Data provided →

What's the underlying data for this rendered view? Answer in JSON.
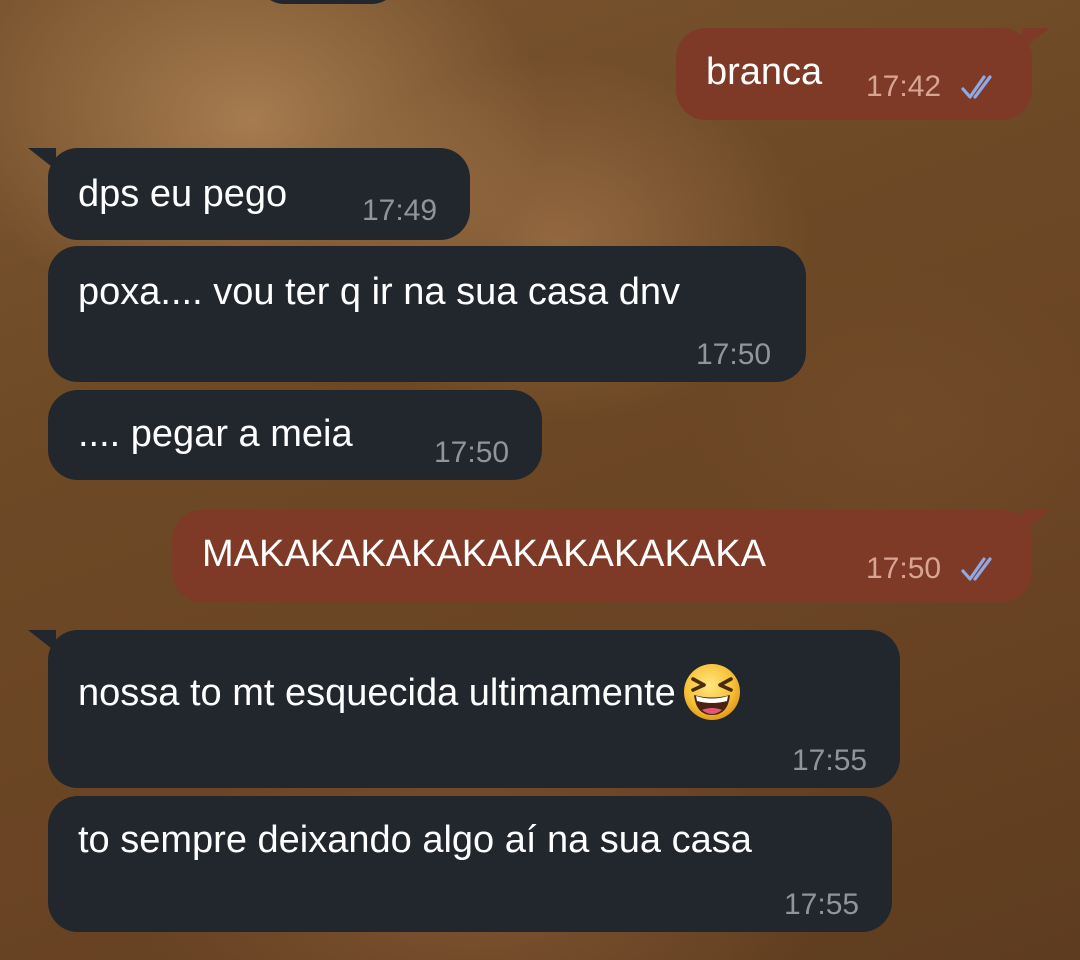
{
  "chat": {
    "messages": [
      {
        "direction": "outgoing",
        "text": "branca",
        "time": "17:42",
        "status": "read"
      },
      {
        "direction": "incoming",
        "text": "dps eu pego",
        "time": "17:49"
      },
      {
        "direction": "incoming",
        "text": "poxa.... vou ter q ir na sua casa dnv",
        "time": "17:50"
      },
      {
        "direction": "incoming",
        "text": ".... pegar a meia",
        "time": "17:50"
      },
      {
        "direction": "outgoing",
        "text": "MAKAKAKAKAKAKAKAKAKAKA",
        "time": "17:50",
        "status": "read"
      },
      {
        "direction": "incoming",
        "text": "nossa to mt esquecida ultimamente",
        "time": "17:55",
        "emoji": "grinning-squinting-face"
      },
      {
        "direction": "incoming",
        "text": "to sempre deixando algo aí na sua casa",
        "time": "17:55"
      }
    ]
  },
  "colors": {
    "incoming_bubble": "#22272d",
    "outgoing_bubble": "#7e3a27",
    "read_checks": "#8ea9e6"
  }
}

--

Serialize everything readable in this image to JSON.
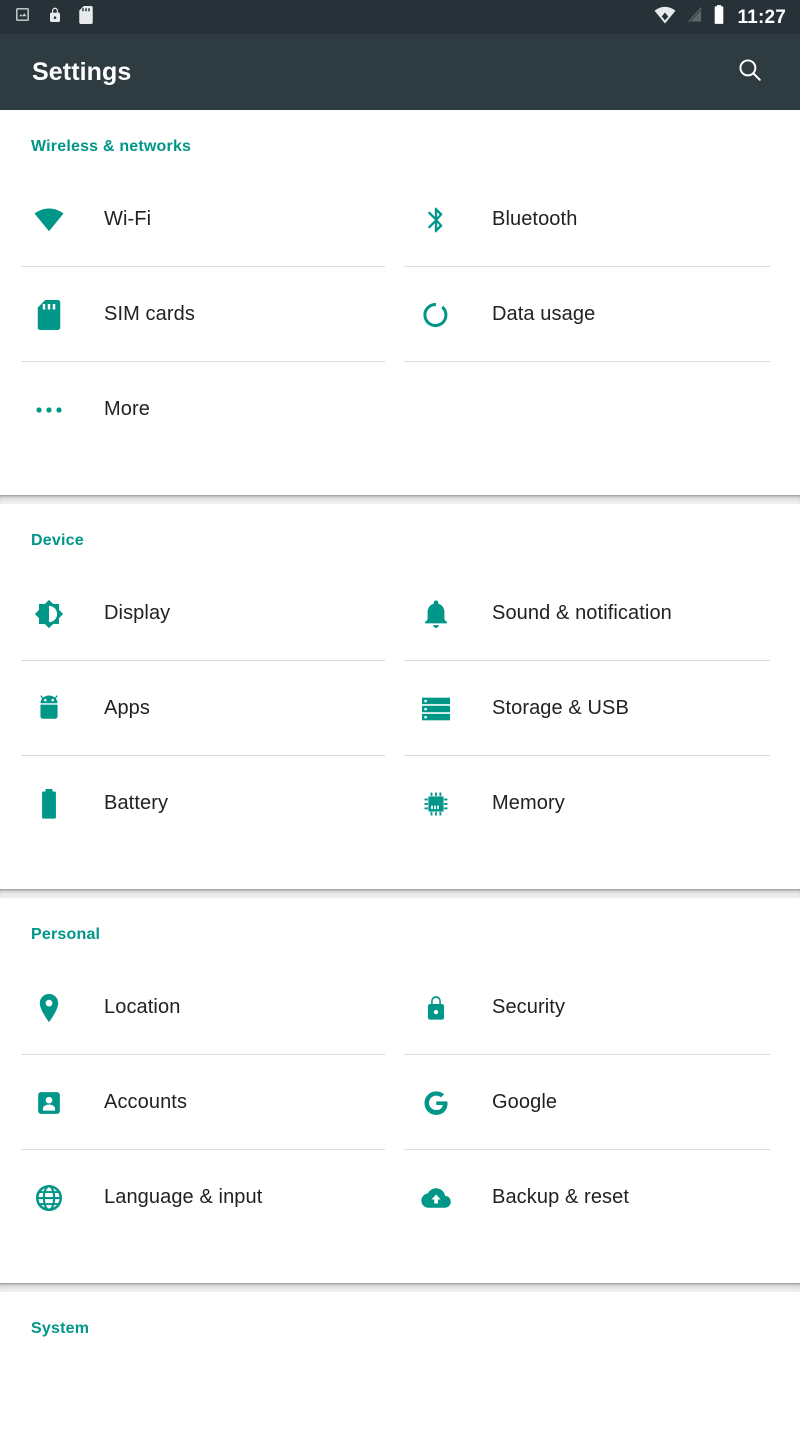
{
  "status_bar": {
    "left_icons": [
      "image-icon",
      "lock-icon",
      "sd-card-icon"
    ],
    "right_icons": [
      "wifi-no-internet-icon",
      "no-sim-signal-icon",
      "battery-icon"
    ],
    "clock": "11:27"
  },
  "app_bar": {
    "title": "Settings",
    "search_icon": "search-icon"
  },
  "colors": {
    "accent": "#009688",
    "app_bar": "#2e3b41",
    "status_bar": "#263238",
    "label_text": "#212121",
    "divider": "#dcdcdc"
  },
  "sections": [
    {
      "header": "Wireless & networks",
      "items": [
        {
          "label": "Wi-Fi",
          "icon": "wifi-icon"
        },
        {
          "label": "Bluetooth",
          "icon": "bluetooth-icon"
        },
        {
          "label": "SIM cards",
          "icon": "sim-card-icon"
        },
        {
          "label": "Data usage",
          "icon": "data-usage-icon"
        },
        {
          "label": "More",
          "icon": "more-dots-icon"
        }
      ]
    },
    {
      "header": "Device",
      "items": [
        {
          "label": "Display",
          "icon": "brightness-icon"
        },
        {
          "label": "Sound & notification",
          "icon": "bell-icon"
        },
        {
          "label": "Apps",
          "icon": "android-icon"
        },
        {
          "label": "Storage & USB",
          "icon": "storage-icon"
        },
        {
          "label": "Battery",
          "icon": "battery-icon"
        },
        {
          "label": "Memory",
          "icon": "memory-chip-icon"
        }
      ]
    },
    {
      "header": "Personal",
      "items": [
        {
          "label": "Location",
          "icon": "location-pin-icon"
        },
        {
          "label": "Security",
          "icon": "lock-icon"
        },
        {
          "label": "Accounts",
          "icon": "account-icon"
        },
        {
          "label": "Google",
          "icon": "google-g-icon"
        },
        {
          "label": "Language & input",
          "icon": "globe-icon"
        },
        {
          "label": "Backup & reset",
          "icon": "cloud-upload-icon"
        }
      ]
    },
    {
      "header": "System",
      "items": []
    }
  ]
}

Job → Look through the entries and find each line that has the string "this". Copy those lines.

Task result →
What's the underlying data for this rendered view? Answer in JSON.
Serialize everything readable in this image to JSON.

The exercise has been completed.